_What the exercise asks_.
In the entries below, lay out as a numbered list the lines between the one holding "colorbar: 270 275" and the one holding "latitude-label: 0 bbox=[708, 457, 715, 470]", inclusive. Leave out any blank lines.

_Listings of boxed layout items_.
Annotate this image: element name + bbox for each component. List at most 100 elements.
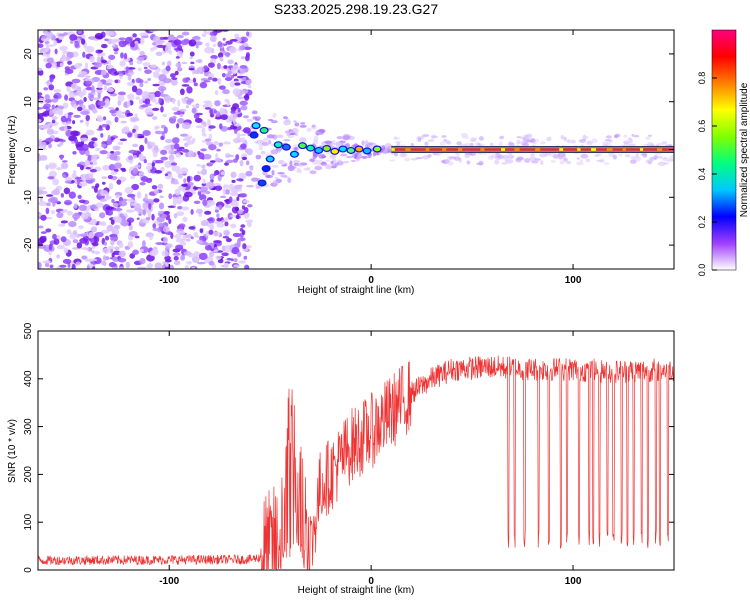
spectrogram-noise-blob: [88, 141, 97, 149]
spectrogram-noise-blob: [221, 72, 226, 78]
spectrogram-noise-blob: [53, 88, 62, 93]
spectrogram-noise-blob: [178, 146, 185, 150]
spectrogram-noise-blob: [220, 171, 225, 176]
spectrogram-noise-blob: [203, 121, 207, 128]
spectrogram-noise-blob: [84, 62, 89, 70]
spectrogram-noise-blob: [202, 199, 208, 207]
snr-y-ticks: 0 100 200 300 400 500: [23, 322, 674, 573]
spectrogram-noise-blob: [207, 62, 215, 68]
spectrogram-peak: [355, 146, 363, 152]
spectrogram-transition-blob: [294, 122, 300, 127]
spectrogram-noise-blob: [59, 210, 67, 213]
spectrogram-noise-blob: [66, 210, 73, 216]
spectrogram-transition-blob: [302, 167, 311, 171]
spectrogram-noise-blob: [171, 77, 178, 81]
spectrogram-noise-blob: [133, 131, 138, 139]
spectrogram-noise-blob: [43, 87, 49, 91]
spectrogram-transition-blob: [272, 112, 277, 118]
spectrogram-noise-blob: [144, 137, 148, 144]
spectrogram-noise-blob: [165, 138, 173, 144]
spectrogram-noise-blob: [193, 200, 201, 204]
spectrogram-transition-blob: [295, 162, 300, 167]
spectrogram-noise-blob: [86, 264, 90, 269]
spectrogram-noise-blob: [183, 191, 193, 198]
spectrogram-noise-blob: [93, 257, 102, 265]
spectrogram-noise-blob: [136, 191, 142, 199]
spectrogram-noise-blob: [57, 143, 62, 148]
spectrogram-noise-blob: [53, 40, 58, 46]
spectrogram-noise-blob: [87, 154, 92, 162]
spectrogram-noise-blob: [157, 183, 164, 190]
spectrogram-peak: [299, 143, 306, 148]
spectrogram-noise-blob: [233, 264, 240, 268]
spectrogram-noise-blob: [45, 45, 50, 52]
spectrogram-noise-blob: [212, 44, 217, 48]
spectrogram-transition-blob: [311, 124, 316, 128]
spectrogram-noise-blob: [191, 36, 201, 40]
spectrogram-noise-blob: [170, 73, 176, 78]
spectrogram-noise-blob: [213, 231, 221, 237]
spectrogram-noise-blob: [223, 65, 228, 69]
spectrogram-noise-blob: [234, 138, 239, 144]
spectrogram-noise-blob: [112, 39, 116, 47]
spectrogram-noise-blob: [62, 258, 72, 265]
spectrogram-noise-blob: [177, 205, 183, 210]
spectrogram-noise-blob: [85, 78, 92, 82]
spectrogram-transition-blob: [262, 137, 271, 144]
spectrogram-noise-blob: [243, 255, 248, 260]
spectrogram-noise-blob: [60, 236, 67, 243]
spectrogram-noise-blob: [226, 257, 232, 261]
spectrogram-noise-blob: [204, 210, 212, 215]
spectrogram-noise-blob: [72, 213, 81, 220]
spectrogram-noise-blob: [115, 107, 119, 111]
spectrogram-noise-blob: [179, 167, 189, 174]
spectrogram-noise-blob: [89, 55, 95, 63]
spectrogram-line-haze: [524, 134, 533, 138]
spectrogram-peak: [339, 146, 347, 152]
spectrogram-noise-blob: [75, 261, 81, 266]
spectrogram-noise-blob: [75, 90, 84, 97]
spectrogram-line-haze: [595, 159, 604, 162]
spectrogram-noise-blob: [180, 254, 185, 261]
spectrogram-line-haze: [478, 136, 484, 141]
spectrogram-noise-blob: [103, 82, 112, 86]
colorbar-gradient: [711, 29, 737, 271]
spectrogram-noise-blob: [107, 134, 111, 142]
spectrogram-noise-blob: [247, 84, 252, 89]
spectrogram-noise-blob: [182, 216, 188, 223]
spectrogram-noise-blob: [139, 50, 145, 56]
spectrogram-noise-blob: [242, 115, 249, 119]
spectrogram-noise-blob: [135, 88, 143, 96]
spectrogram-noise-blob: [76, 177, 81, 185]
spectrogram-noise-blob: [108, 261, 116, 268]
spectrogram-peak: [307, 145, 314, 151]
spectrogram-noise-blob: [221, 252, 229, 257]
spectrogram-noise-blob: [38, 261, 42, 269]
spectrogram-noise-blob: [82, 51, 86, 58]
spectrogram-noise-blob: [145, 165, 153, 171]
spectrogram-noise-blob: [179, 108, 187, 112]
spectrogram-noise-blob: [144, 80, 149, 84]
spectrogram-noise-blob: [130, 117, 140, 122]
spectrogram-noise-blob: [213, 140, 219, 146]
spectrogram-noise-blob: [91, 250, 95, 254]
spectrogram-noise-blob: [127, 93, 135, 101]
spectrogram-noise-blob: [170, 144, 176, 150]
snr-axes-frame: [37, 330, 675, 571]
spectrogram-noise-blob: [58, 108, 64, 116]
colorbar-tick-label: 0.8: [697, 72, 707, 85]
spectrogram-noise-blob: [89, 161, 94, 165]
spectrogram-noise-blob: [186, 99, 192, 105]
spectrogram-noise-blob: [39, 235, 46, 243]
spectrogram-noise-blob: [149, 250, 158, 257]
spectrogram-noise-blob: [97, 81, 103, 89]
spectrogram-noise-blob: [152, 227, 161, 232]
spectrogram-noise-blob: [222, 188, 226, 196]
spectrogram-noise-blob: [189, 56, 193, 60]
spectrogram-x-ticks: -100 0 100: [159, 30, 582, 286]
spectrogram-noise-blob: [152, 116, 158, 120]
spectrogram-line-haze: [489, 142, 494, 146]
spectrogram-noise-blob: [117, 94, 125, 102]
spectrogram-noise-blob: [101, 176, 108, 179]
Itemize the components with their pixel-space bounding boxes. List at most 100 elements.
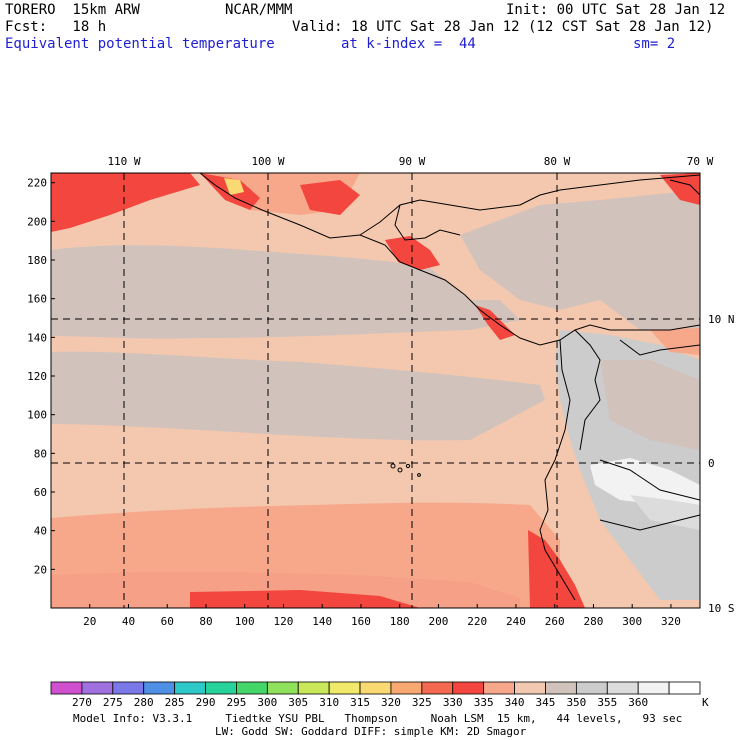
colorbar: 270 275 280 285 290 295 300 305 310 315 320 325 330 3… bbox=[50, 681, 709, 709]
colorbar-swatch bbox=[637, 681, 670, 695]
colorbar-unit: K bbox=[702, 696, 709, 709]
colorbar-label: 335 bbox=[474, 696, 494, 709]
warm-band-south-2 bbox=[51, 571, 520, 608]
y-axis: 220 200 180 160 140 120 100 80 60 40 20 bbox=[27, 177, 55, 576]
amazon-warm bbox=[600, 360, 700, 450]
latitude-label: 0 bbox=[708, 457, 715, 470]
latitude-labels: 10 N 0 10 S bbox=[708, 313, 735, 615]
colorbar-label: 275 bbox=[103, 696, 123, 709]
colorbar-label: 285 bbox=[165, 696, 185, 709]
hot-spot-south bbox=[190, 590, 420, 608]
grey-caribbean bbox=[460, 190, 700, 330]
longitude-label: 70 W bbox=[687, 155, 714, 168]
latitude-label: 10 S bbox=[708, 602, 735, 615]
colorbar-label: 345 bbox=[536, 696, 556, 709]
x-tick-label: 260 bbox=[545, 615, 565, 628]
field-name: Equivalent potential temperature bbox=[5, 36, 275, 52]
y-tick-label: 100 bbox=[27, 409, 47, 422]
x-tick-label: 80 bbox=[199, 615, 212, 628]
x-tick-label: 100 bbox=[235, 615, 255, 628]
high-andes-cool bbox=[590, 458, 700, 510]
y-tick-label: 180 bbox=[27, 254, 47, 267]
colorbar-swatch bbox=[668, 681, 701, 695]
nw-warm bbox=[51, 173, 360, 215]
colorbar-label: 325 bbox=[412, 696, 432, 709]
colorbar-label: 270 bbox=[72, 696, 92, 709]
longitude-label: 100 W bbox=[251, 155, 284, 168]
colorbar-label: 300 bbox=[257, 696, 277, 709]
mexico-hot-core bbox=[224, 178, 244, 195]
colorbar-label: 305 bbox=[288, 696, 308, 709]
y-tick-label: 220 bbox=[27, 177, 47, 190]
y-tick-label: 200 bbox=[27, 215, 47, 228]
forecast-hour: Fcst: 18 h bbox=[5, 19, 107, 35]
latitude-label: 10 N bbox=[708, 313, 735, 326]
colorbar-swatch bbox=[328, 681, 361, 695]
org-label: NCAR/MMM bbox=[225, 2, 293, 18]
colorbar-swatch bbox=[205, 681, 237, 695]
longitude-label: 90 W bbox=[399, 155, 426, 168]
colorbar-swatch bbox=[112, 681, 145, 695]
x-tick-label: 60 bbox=[161, 615, 174, 628]
x-tick-label: 20 bbox=[83, 615, 96, 628]
longitude-label: 80 W bbox=[544, 155, 571, 168]
y-tick-label: 140 bbox=[27, 331, 47, 344]
coastlines bbox=[199, 173, 700, 601]
init-time: Init: 00 UTC Sat 28 Jan 12 bbox=[506, 2, 726, 18]
x-tick-label: 220 bbox=[467, 615, 487, 628]
gulf-hot bbox=[300, 180, 360, 215]
smoothing-label: sm= 2 bbox=[633, 36, 676, 52]
map-frame bbox=[50, 172, 701, 609]
model-label: TORERO 15km ARW bbox=[5, 2, 140, 18]
colorbar-swatch bbox=[483, 681, 515, 695]
physics-info: LW: Godd SW: Goddard DIFF: simple KM: 2D… bbox=[215, 725, 527, 738]
colorbar-swatch bbox=[514, 681, 546, 695]
colorbar-label: 360 bbox=[628, 696, 648, 709]
y-tick-label: 160 bbox=[27, 293, 47, 306]
colorbar-swatch bbox=[143, 681, 176, 695]
colorbar-swatch bbox=[390, 681, 423, 695]
ne-hot bbox=[660, 173, 700, 205]
latlon-grid bbox=[51, 173, 700, 608]
colorbar-label: 310 bbox=[319, 696, 339, 709]
longitude-labels: 110 W 100 W 90 W 80 W 70 W bbox=[107, 155, 713, 168]
colorbar-label: 350 bbox=[566, 696, 586, 709]
colorbar-label: 355 bbox=[597, 696, 617, 709]
colorbar-swatch bbox=[545, 681, 577, 695]
colorbar-swatch bbox=[421, 681, 454, 695]
colorbar-label: 280 bbox=[134, 696, 154, 709]
colorbar-label: 320 bbox=[381, 696, 401, 709]
y-tick-label: 120 bbox=[27, 370, 47, 383]
colorbar-swatch bbox=[359, 681, 392, 695]
valid-time: Valid: 18 UTC Sat 28 Jan 12 (12 CST Sat … bbox=[292, 19, 714, 35]
colorbar-label: 315 bbox=[350, 696, 370, 709]
venezuela-warm bbox=[650, 328, 700, 355]
y-tick-label: 40 bbox=[34, 525, 47, 538]
colorbar-label: 340 bbox=[505, 696, 525, 709]
x-tick-label: 160 bbox=[351, 615, 371, 628]
colorbar-label: 295 bbox=[226, 696, 246, 709]
colorbar-swatch bbox=[81, 681, 114, 695]
colorbar-swatch bbox=[606, 681, 639, 695]
x-tick-label: 280 bbox=[584, 615, 604, 628]
model-info: Model Info: V3.3.1 Tiedtke YSU PBL Thomp… bbox=[73, 712, 683, 725]
colorbar-swatch bbox=[575, 681, 608, 695]
colorbar-swatch bbox=[266, 681, 299, 695]
x-tick-label: 320 bbox=[661, 615, 681, 628]
colorbar-swatch bbox=[50, 681, 83, 695]
x-tick-label: 200 bbox=[429, 615, 449, 628]
guatemala-hot bbox=[385, 236, 440, 270]
y-tick-label: 60 bbox=[34, 486, 47, 499]
high-andes-grey bbox=[630, 495, 700, 530]
grey-band-middle bbox=[51, 351, 545, 441]
y-tick-label: 20 bbox=[34, 563, 47, 576]
grey-band-inner bbox=[180, 298, 460, 329]
nw-hot bbox=[51, 173, 200, 232]
colorbar-swatch bbox=[174, 681, 206, 695]
longitude-label: 110 W bbox=[107, 155, 140, 168]
x-tick-label: 40 bbox=[122, 615, 135, 628]
x-tick-label: 180 bbox=[390, 615, 410, 628]
x-tick-label: 240 bbox=[506, 615, 526, 628]
colorbar-swatch bbox=[297, 681, 330, 695]
colorbar-label: 330 bbox=[443, 696, 463, 709]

_Correct result_.
1. colorbar: 270 275 280 285 290 295 300 305 310 315 320 325 330 3… bbox=[50, 681, 709, 709]
2. colorbar-swatch bbox=[637, 681, 670, 695]
3. colorbar-unit: K bbox=[702, 696, 709, 709]
4. colorbar-label: 335 bbox=[474, 696, 494, 709]
5. warm-band-south-2 bbox=[51, 571, 520, 608]
6. y-axis: 220 200 180 160 140 120 100 80 60 40 20 bbox=[27, 177, 55, 576]
7. amazon-warm bbox=[600, 360, 700, 450]
8. latitude-label: 0 bbox=[708, 457, 715, 470]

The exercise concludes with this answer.